● **Your task**: Find the number of lines in these records where the word "JSON" appears. Reply with that number and nothing more.

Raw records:
— start —
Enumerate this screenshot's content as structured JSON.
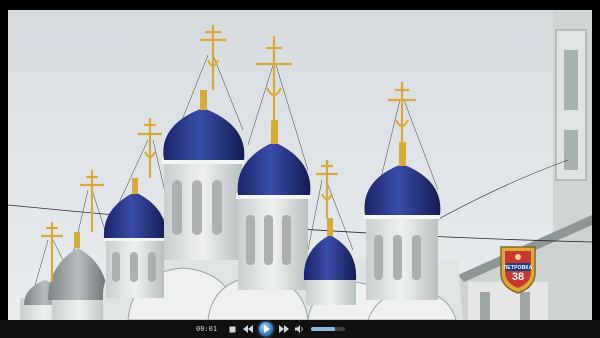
{
  "player": {
    "time_elapsed": "00:01",
    "volume_level": 0.7,
    "controls": {
      "stop": "stop-icon",
      "prev": "skip-back-icon",
      "play": "play-icon",
      "next": "skip-forward-icon",
      "volume": "speaker-icon"
    }
  },
  "channel_logo": {
    "name": "ПЕТРОВКА",
    "number": "38"
  },
  "colors": {
    "dome_blue": "#27368a",
    "gold": "#d7aa3a",
    "sky": "#dfe3e7",
    "church_white": "#e7ebe9",
    "accent": "#2a6fb8"
  }
}
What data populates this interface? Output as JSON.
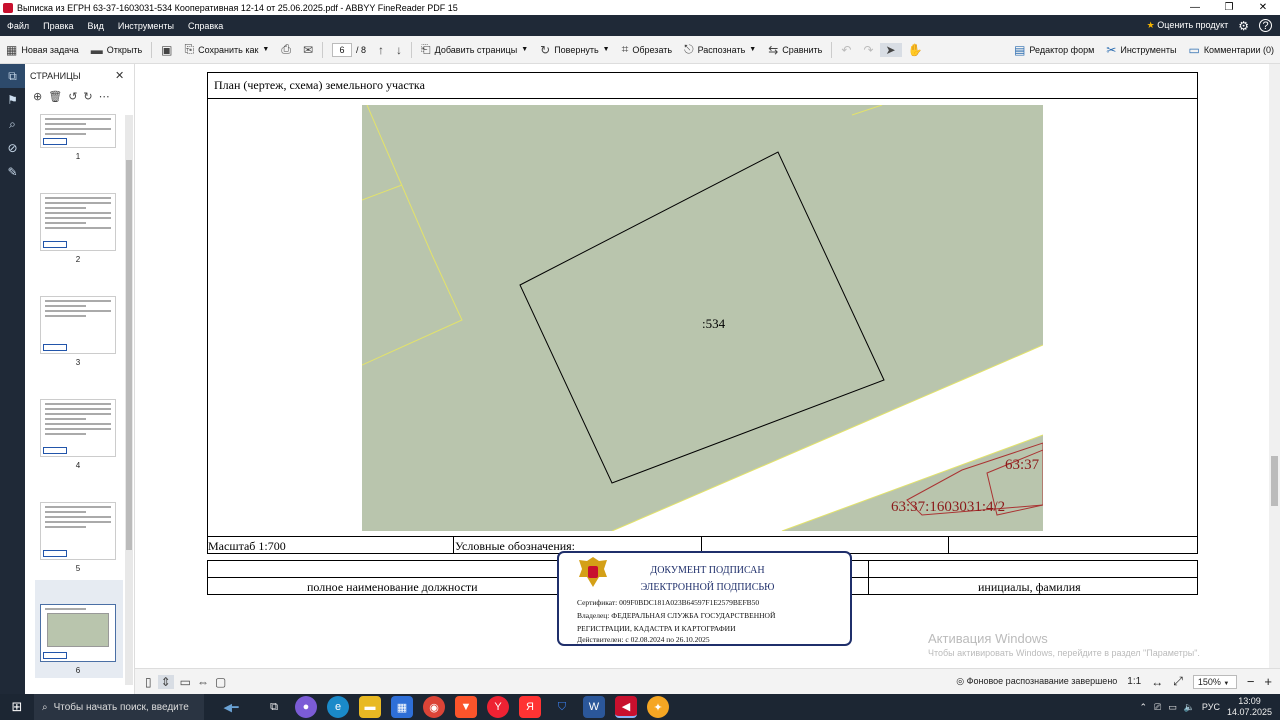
{
  "window": {
    "title": "Выписка из ЕГРН 63-37-1603031-534 Кооперативная 12-14 от 25.06.2025.pdf - ABBYY FineReader PDF 15"
  },
  "menu": {
    "items": [
      "Файл",
      "Правка",
      "Вид",
      "Инструменты",
      "Справка"
    ],
    "rate": "Оценить продукт"
  },
  "toolbar": {
    "new_task": "Новая задача",
    "open": "Открыть",
    "save_as": "Сохранить как",
    "page_current": "6",
    "page_total": "/ 8",
    "add_pages": "Добавить страницы",
    "rotate": "Повернуть",
    "crop": "Обрезать",
    "recognize": "Распознать",
    "compare": "Сравнить",
    "form_editor": "Редактор форм",
    "tools": "Инструменты",
    "comments": "Комментарии (0)"
  },
  "pages_panel": {
    "title": "СТРАНИЦЫ",
    "thumb_labels": [
      "1",
      "2",
      "3",
      "4",
      "5",
      "6"
    ],
    "selected": "6"
  },
  "document": {
    "plan_title": "План (чертеж, схема) земельного участка",
    "parcel_label": ":534",
    "neighbor_label_1": "63:37",
    "neighbor_label_2": "63:37:1603031:4/2",
    "scale": "Масштаб 1:700",
    "legend": "Условные обозначения:",
    "position_caption": "полное наименование должности",
    "name_caption": "инициалы, фамилия"
  },
  "stamp": {
    "line1": "ДОКУМЕНТ ПОДПИСАН",
    "line2": "ЭЛЕКТРОННОЙ ПОДПИСЬЮ",
    "cert": "Сертификат: 009F0BDC181A023B64597F1E2579BEFB50",
    "owner1": "Владелец: ФЕДЕРАЛЬНАЯ СЛУЖБА ГОСУДАРСТВЕННОЙ",
    "owner2": "РЕГИСТРАЦИИ, КАДАСТРА И КАРТОГРАФИИ",
    "valid": "Действителен: с 02.08.2024 по 26.10.2025"
  },
  "activation": {
    "title": "Активация Windows",
    "text": "Чтобы активировать Windows, перейдите в раздел \"Параметры\"."
  },
  "statusbar": {
    "bg_recognition": "Фоновое распознавание завершено",
    "ratio": "1:1",
    "zoom": "150%"
  },
  "taskbar": {
    "search_placeholder": "Чтобы начать поиск, введите",
    "lang": "РУС",
    "time": "13:09",
    "date": "14.07.2025"
  }
}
— end —
● **Answer to the task**: 2